* [Work instructions]
Output every line of the material exactly, omitting images.

>> begin Data in this exercise

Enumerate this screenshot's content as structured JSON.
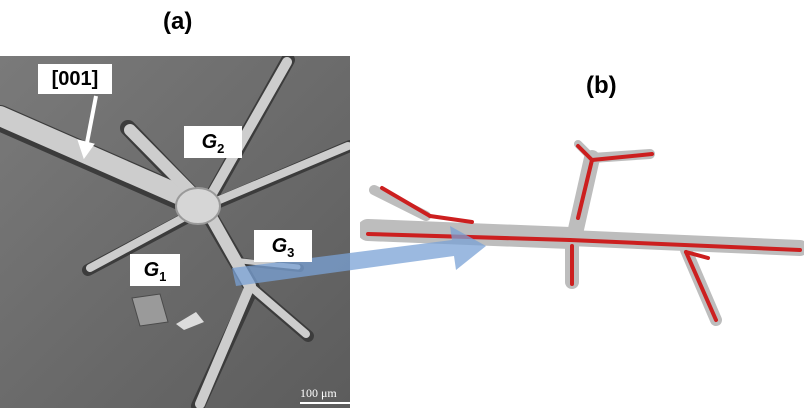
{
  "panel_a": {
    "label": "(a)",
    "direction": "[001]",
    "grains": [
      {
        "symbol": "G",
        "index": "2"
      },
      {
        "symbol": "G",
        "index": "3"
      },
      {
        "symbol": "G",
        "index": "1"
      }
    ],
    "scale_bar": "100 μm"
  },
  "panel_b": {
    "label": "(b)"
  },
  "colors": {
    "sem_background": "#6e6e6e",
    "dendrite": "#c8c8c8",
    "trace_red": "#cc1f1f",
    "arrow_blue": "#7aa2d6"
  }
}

>> end Data in this exercise

* [Result of this task]
Enumerate this screenshot's content as structured JSON.
{
  "panel_a": {
    "label": "(a)",
    "direction": "[001]",
    "grains": [
      {
        "symbol": "G",
        "index": "2"
      },
      {
        "symbol": "G",
        "index": "3"
      },
      {
        "symbol": "G",
        "index": "1"
      }
    ],
    "scale_bar": "100 μm"
  },
  "panel_b": {
    "label": "(b)"
  },
  "colors": {
    "sem_background": "#6e6e6e",
    "dendrite": "#c8c8c8",
    "trace_red": "#cc1f1f",
    "arrow_blue": "#7aa2d6"
  }
}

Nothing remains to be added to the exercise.